> [EXERCISE TASK]:
How many of the lines here include "Champion"? Answer with a single number.
───── ENTRIES SHOWN
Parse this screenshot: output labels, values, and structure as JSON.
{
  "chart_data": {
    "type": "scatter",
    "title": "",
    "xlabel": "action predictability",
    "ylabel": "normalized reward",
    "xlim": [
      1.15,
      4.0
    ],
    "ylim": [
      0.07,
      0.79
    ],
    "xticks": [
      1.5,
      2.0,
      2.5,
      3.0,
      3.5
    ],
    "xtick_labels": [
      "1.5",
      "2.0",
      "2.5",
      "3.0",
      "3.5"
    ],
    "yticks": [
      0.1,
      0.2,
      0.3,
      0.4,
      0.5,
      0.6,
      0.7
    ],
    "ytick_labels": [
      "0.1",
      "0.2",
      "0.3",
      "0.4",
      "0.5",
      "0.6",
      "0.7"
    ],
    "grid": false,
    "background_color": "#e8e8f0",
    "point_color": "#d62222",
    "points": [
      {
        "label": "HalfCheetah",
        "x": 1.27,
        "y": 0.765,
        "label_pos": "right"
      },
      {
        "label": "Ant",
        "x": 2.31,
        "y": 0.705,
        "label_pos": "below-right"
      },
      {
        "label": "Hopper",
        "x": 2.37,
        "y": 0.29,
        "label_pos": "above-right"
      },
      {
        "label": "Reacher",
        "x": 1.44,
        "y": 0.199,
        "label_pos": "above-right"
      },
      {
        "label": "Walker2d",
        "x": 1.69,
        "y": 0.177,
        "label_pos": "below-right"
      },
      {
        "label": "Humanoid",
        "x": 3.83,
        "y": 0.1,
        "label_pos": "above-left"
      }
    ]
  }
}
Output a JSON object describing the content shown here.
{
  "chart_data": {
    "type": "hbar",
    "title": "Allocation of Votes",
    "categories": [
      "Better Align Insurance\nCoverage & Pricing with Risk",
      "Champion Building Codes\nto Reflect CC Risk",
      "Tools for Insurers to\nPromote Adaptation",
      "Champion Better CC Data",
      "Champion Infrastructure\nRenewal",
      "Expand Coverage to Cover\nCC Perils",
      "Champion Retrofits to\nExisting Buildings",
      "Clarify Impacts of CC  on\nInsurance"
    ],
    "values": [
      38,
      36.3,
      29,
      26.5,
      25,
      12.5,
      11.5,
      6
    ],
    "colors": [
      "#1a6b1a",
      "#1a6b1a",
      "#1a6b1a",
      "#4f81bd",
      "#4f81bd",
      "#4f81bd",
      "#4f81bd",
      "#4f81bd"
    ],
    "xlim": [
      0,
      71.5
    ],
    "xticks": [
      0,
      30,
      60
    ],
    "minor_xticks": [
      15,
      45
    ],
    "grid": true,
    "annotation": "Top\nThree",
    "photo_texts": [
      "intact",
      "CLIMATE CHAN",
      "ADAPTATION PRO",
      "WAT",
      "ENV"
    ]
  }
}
──────────
> [WORKED ANSWER]:
4